EXERCISE INSTRUCTIONS:
Could you give the data below again, exactly and completely?

--- START PROVIDED ENTRIES ---

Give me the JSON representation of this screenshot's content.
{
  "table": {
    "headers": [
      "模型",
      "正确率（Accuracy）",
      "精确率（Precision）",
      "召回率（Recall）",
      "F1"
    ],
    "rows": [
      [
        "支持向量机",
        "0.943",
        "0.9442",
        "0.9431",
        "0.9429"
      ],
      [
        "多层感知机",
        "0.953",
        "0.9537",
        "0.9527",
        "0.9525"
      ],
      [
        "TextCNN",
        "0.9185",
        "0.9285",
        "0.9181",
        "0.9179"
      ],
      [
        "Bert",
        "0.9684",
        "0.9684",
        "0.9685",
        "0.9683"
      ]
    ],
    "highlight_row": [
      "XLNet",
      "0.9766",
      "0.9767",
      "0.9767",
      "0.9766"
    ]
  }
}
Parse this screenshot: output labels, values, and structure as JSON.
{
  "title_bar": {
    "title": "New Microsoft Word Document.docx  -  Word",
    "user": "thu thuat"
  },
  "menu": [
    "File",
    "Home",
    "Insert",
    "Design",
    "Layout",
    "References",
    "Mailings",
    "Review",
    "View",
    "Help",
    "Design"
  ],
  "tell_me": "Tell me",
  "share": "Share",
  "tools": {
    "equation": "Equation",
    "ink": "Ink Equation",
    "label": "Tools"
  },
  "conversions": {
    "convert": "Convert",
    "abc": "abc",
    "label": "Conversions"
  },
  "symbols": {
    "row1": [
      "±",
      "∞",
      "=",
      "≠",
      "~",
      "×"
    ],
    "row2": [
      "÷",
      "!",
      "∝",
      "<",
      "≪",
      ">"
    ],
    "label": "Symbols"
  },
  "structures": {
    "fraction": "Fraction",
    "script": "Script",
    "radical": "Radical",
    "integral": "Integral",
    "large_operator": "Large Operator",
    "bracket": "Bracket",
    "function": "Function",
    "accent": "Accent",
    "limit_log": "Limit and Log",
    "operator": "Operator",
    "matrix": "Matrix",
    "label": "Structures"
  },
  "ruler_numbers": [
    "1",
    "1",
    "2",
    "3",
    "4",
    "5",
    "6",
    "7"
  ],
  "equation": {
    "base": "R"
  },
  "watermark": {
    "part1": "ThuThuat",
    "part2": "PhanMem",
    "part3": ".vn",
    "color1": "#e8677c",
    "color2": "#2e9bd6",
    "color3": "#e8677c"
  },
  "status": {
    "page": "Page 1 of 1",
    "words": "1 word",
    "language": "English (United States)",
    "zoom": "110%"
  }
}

--- END PROVIDED ENTRIES ---

RESULT FOR THIS EXERCISE:
Give me the JSON representation of this screenshot's content.
{
  "table": {
    "headers": [
      "模型",
      "正确率（Accuracy）",
      "精确率（Precision）",
      "召回率（Recall）",
      "F1"
    ],
    "rows": [
      [
        "支持向量机",
        "0.943",
        "0.9442",
        "0.9431",
        "0.9429"
      ],
      [
        "多层感知机",
        "0.953",
        "0.9537",
        "0.9527",
        "0.9525"
      ],
      [
        "TextCNN",
        "0.9185",
        "0.9285",
        "0.9181",
        "0.9179"
      ],
      [
        "Bert",
        "0.9684",
        "0.9684",
        "0.9685",
        "0.9683"
      ]
    ],
    "highlight_row": [
      "XLNet",
      "0.9766",
      "0.9767",
      "0.9767",
      "0.9766"
    ]
  }
}
Parse this screenshot: output labels, values, and structure as JSON.
{
  "title_bar": {
    "title": "New Microsoft Word Document.docx  -  Word",
    "user": "thu thuat"
  },
  "menu": [
    "File",
    "Home",
    "Insert",
    "Design",
    "Layout",
    "References",
    "Mailings",
    "Review",
    "View",
    "Help",
    "Design"
  ],
  "tell_me": "Tell me",
  "share": "Share",
  "tools": {
    "equation": "Equation",
    "ink": "Ink Equation",
    "label": "Tools"
  },
  "conversions": {
    "convert": "Convert",
    "abc": "abc",
    "label": "Conversions"
  },
  "symbols": {
    "row1": [
      "±",
      "∞",
      "=",
      "≠",
      "~",
      "×"
    ],
    "row2": [
      "÷",
      "!",
      "∝",
      "<",
      "≪",
      ">"
    ],
    "label": "Symbols"
  },
  "structures": {
    "fraction": "Fraction",
    "script": "Script",
    "radical": "Radical",
    "integral": "Integral",
    "large_operator": "Large Operator",
    "bracket": "Bracket",
    "function": "Function",
    "accent": "Accent",
    "limit_log": "Limit and Log",
    "operator": "Operator",
    "matrix": "Matrix",
    "label": "Structures"
  },
  "ruler_numbers": [
    "1",
    "1",
    "2",
    "3",
    "4",
    "5",
    "6",
    "7"
  ],
  "equation": {
    "base": "R"
  },
  "watermark": {
    "part1": "ThuThuat",
    "part2": "PhanMem",
    "part3": ".vn",
    "color1": "#e8677c",
    "color2": "#2e9bd6",
    "color3": "#e8677c"
  },
  "status": {
    "page": "Page 1 of 1",
    "words": "1 word",
    "language": "English (United States)",
    "zoom": "110%"
  }
}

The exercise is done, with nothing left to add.